→ **Task instructions**
Output every record word for word.

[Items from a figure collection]
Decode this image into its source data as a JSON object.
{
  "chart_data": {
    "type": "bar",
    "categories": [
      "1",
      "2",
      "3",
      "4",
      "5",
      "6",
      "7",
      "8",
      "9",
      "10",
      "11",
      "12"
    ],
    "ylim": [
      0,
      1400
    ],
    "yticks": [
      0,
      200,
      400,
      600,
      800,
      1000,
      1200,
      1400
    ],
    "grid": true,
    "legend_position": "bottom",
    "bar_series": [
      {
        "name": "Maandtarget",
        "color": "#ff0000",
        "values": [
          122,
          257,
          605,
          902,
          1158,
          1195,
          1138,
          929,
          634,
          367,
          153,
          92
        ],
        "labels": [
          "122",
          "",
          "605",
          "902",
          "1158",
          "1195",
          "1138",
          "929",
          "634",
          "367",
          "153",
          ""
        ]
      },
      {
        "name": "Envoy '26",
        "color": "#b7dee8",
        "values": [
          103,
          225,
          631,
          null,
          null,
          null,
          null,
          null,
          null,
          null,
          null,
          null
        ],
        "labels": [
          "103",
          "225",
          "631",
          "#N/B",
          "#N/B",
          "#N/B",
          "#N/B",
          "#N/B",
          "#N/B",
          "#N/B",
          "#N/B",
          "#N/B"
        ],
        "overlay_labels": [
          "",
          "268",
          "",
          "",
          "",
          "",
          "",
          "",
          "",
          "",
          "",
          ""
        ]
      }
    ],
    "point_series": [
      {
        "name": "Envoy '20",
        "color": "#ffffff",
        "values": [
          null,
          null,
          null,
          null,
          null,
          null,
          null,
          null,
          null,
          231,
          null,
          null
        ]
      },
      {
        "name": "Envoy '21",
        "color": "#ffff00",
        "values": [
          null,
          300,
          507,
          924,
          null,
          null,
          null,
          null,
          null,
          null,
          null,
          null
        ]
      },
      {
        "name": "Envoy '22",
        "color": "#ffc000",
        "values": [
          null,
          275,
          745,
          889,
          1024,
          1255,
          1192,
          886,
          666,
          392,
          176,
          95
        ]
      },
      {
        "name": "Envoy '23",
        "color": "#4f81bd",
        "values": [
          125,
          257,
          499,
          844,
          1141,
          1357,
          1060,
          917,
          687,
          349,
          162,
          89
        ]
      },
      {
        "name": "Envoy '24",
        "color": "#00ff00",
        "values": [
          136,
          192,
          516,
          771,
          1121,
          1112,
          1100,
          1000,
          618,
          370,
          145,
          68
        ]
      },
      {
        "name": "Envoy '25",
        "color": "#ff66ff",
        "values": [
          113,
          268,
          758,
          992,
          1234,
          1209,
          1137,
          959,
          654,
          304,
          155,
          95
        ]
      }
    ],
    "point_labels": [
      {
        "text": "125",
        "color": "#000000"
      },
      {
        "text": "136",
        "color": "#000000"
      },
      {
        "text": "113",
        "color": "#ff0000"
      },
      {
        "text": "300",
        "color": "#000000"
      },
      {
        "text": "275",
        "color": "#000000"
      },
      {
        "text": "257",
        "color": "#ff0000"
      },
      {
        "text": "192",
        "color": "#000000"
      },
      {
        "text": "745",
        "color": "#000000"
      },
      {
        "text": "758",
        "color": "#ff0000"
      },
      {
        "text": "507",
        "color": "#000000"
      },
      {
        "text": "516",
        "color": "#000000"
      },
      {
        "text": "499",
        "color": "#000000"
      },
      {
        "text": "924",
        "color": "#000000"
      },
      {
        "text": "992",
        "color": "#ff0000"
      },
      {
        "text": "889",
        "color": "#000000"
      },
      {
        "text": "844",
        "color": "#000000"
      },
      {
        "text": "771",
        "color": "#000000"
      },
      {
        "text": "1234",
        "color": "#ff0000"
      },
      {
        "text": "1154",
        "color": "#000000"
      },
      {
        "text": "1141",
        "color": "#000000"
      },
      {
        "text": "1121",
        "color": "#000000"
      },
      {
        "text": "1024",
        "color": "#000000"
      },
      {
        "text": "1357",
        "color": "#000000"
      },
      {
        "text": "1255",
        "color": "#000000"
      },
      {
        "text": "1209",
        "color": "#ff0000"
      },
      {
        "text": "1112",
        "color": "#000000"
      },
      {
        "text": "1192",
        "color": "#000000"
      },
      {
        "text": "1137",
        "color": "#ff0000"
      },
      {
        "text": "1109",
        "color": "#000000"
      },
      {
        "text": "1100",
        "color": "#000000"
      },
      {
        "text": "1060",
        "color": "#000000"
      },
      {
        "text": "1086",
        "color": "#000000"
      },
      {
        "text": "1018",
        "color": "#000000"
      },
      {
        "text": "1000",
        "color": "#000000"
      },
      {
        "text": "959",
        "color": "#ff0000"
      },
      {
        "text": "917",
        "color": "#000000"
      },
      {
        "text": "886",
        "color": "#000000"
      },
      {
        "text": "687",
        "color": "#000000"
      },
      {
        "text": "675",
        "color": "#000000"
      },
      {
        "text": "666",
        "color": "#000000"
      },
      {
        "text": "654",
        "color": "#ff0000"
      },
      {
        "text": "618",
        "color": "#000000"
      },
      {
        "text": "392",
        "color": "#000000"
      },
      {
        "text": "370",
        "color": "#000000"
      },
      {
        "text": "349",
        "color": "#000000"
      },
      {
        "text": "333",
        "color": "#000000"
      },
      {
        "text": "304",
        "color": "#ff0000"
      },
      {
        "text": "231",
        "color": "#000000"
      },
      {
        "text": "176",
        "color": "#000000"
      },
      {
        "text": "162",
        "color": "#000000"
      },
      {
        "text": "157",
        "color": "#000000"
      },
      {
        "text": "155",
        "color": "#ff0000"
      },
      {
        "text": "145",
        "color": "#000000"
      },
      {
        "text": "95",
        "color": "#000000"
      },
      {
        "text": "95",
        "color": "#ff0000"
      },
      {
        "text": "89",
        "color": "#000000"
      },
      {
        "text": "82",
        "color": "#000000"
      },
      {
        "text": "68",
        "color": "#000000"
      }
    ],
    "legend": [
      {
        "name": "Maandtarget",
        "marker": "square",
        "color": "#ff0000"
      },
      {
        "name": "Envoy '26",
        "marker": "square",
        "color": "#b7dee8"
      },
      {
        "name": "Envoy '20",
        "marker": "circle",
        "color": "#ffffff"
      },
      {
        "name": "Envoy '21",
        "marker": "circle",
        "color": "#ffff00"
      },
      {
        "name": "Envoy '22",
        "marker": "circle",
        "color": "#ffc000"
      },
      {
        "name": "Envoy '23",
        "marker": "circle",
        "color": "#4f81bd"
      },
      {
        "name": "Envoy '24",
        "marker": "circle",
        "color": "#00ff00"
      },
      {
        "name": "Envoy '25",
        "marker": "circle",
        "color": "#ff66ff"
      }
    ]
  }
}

→ **Response to this exercise**
Decode this image into its source data as a JSON object.
{
  "chart_data": {
    "type": "bar",
    "categories": [
      "1",
      "2",
      "3",
      "4",
      "5",
      "6",
      "7",
      "8",
      "9",
      "10",
      "11",
      "12"
    ],
    "ylim": [
      0,
      1400
    ],
    "yticks": [
      0,
      200,
      400,
      600,
      800,
      1000,
      1200,
      1400
    ],
    "grid": true,
    "legend_position": "bottom",
    "bar_series": [
      {
        "name": "Maandtarget",
        "color": "#ff0000",
        "values": [
          122,
          257,
          605,
          902,
          1158,
          1195,
          1138,
          929,
          634,
          367,
          153,
          92
        ],
        "labels": [
          "122",
          "",
          "605",
          "902",
          "1158",
          "1195",
          "1138",
          "929",
          "634",
          "367",
          "153",
          ""
        ]
      },
      {
        "name": "Envoy '26",
        "color": "#b7dee8",
        "values": [
          103,
          225,
          631,
          null,
          null,
          null,
          null,
          null,
          null,
          null,
          null,
          null
        ],
        "labels": [
          "103",
          "225",
          "631",
          "#N/B",
          "#N/B",
          "#N/B",
          "#N/B",
          "#N/B",
          "#N/B",
          "#N/B",
          "#N/B",
          "#N/B"
        ],
        "overlay_labels": [
          "",
          "268",
          "",
          "",
          "",
          "",
          "",
          "",
          "",
          "",
          "",
          ""
        ]
      }
    ],
    "point_series": [
      {
        "name": "Envoy '20",
        "color": "#ffffff",
        "values": [
          null,
          null,
          null,
          null,
          null,
          null,
          null,
          null,
          null,
          231,
          null,
          null
        ]
      },
      {
        "name": "Envoy '21",
        "color": "#ffff00",
        "values": [
          null,
          300,
          507,
          924,
          null,
          null,
          null,
          null,
          null,
          null,
          null,
          null
        ]
      },
      {
        "name": "Envoy '22",
        "color": "#ffc000",
        "values": [
          null,
          275,
          745,
          889,
          1024,
          1255,
          1192,
          886,
          666,
          392,
          176,
          95
        ]
      },
      {
        "name": "Envoy '23",
        "color": "#4f81bd",
        "values": [
          125,
          257,
          499,
          844,
          1141,
          1357,
          1060,
          917,
          687,
          349,
          162,
          89
        ]
      },
      {
        "name": "Envoy '24",
        "color": "#00ff00",
        "values": [
          136,
          192,
          516,
          771,
          1121,
          1112,
          1100,
          1000,
          618,
          370,
          145,
          68
        ]
      },
      {
        "name": "Envoy '25",
        "color": "#ff66ff",
        "values": [
          113,
          268,
          758,
          992,
          1234,
          1209,
          1137,
          959,
          654,
          304,
          155,
          95
        ]
      }
    ],
    "point_labels": [
      {
        "text": "125",
        "color": "#000000"
      },
      {
        "text": "136",
        "color": "#000000"
      },
      {
        "text": "113",
        "color": "#ff0000"
      },
      {
        "text": "300",
        "color": "#000000"
      },
      {
        "text": "275",
        "color": "#000000"
      },
      {
        "text": "257",
        "color": "#ff0000"
      },
      {
        "text": "192",
        "color": "#000000"
      },
      {
        "text": "745",
        "color": "#000000"
      },
      {
        "text": "758",
        "color": "#ff0000"
      },
      {
        "text": "507",
        "color": "#000000"
      },
      {
        "text": "516",
        "color": "#000000"
      },
      {
        "text": "499",
        "color": "#000000"
      },
      {
        "text": "924",
        "color": "#000000"
      },
      {
        "text": "992",
        "color": "#ff0000"
      },
      {
        "text": "889",
        "color": "#000000"
      },
      {
        "text": "844",
        "color": "#000000"
      },
      {
        "text": "771",
        "color": "#000000"
      },
      {
        "text": "1234",
        "color": "#ff0000"
      },
      {
        "text": "1154",
        "color": "#000000"
      },
      {
        "text": "1141",
        "color": "#000000"
      },
      {
        "text": "1121",
        "color": "#000000"
      },
      {
        "text": "1024",
        "color": "#000000"
      },
      {
        "text": "1357",
        "color": "#000000"
      },
      {
        "text": "1255",
        "color": "#000000"
      },
      {
        "text": "1209",
        "color": "#ff0000"
      },
      {
        "text": "1112",
        "color": "#000000"
      },
      {
        "text": "1192",
        "color": "#000000"
      },
      {
        "text": "1137",
        "color": "#ff0000"
      },
      {
        "text": "1109",
        "color": "#000000"
      },
      {
        "text": "1100",
        "color": "#000000"
      },
      {
        "text": "1060",
        "color": "#000000"
      },
      {
        "text": "1086",
        "color": "#000000"
      },
      {
        "text": "1018",
        "color": "#000000"
      },
      {
        "text": "1000",
        "color": "#000000"
      },
      {
        "text": "959",
        "color": "#ff0000"
      },
      {
        "text": "917",
        "color": "#000000"
      },
      {
        "text": "886",
        "color": "#000000"
      },
      {
        "text": "687",
        "color": "#000000"
      },
      {
        "text": "675",
        "color": "#000000"
      },
      {
        "text": "666",
        "color": "#000000"
      },
      {
        "text": "654",
        "color": "#ff0000"
      },
      {
        "text": "618",
        "color": "#000000"
      },
      {
        "text": "392",
        "color": "#000000"
      },
      {
        "text": "370",
        "color": "#000000"
      },
      {
        "text": "349",
        "color": "#000000"
      },
      {
        "text": "333",
        "color": "#000000"
      },
      {
        "text": "304",
        "color": "#ff0000"
      },
      {
        "text": "231",
        "color": "#000000"
      },
      {
        "text": "176",
        "color": "#000000"
      },
      {
        "text": "162",
        "color": "#000000"
      },
      {
        "text": "157",
        "color": "#000000"
      },
      {
        "text": "155",
        "color": "#ff0000"
      },
      {
        "text": "145",
        "color": "#000000"
      },
      {
        "text": "95",
        "color": "#000000"
      },
      {
        "text": "95",
        "color": "#ff0000"
      },
      {
        "text": "89",
        "color": "#000000"
      },
      {
        "text": "82",
        "color": "#000000"
      },
      {
        "text": "68",
        "color": "#000000"
      }
    ],
    "legend": [
      {
        "name": "Maandtarget",
        "marker": "square",
        "color": "#ff0000"
      },
      {
        "name": "Envoy '26",
        "marker": "square",
        "color": "#b7dee8"
      },
      {
        "name": "Envoy '20",
        "marker": "circle",
        "color": "#ffffff"
      },
      {
        "name": "Envoy '21",
        "marker": "circle",
        "color": "#ffff00"
      },
      {
        "name": "Envoy '22",
        "marker": "circle",
        "color": "#ffc000"
      },
      {
        "name": "Envoy '23",
        "marker": "circle",
        "color": "#4f81bd"
      },
      {
        "name": "Envoy '24",
        "marker": "circle",
        "color": "#00ff00"
      },
      {
        "name": "Envoy '25",
        "marker": "circle",
        "color": "#ff66ff"
      }
    ]
  }
}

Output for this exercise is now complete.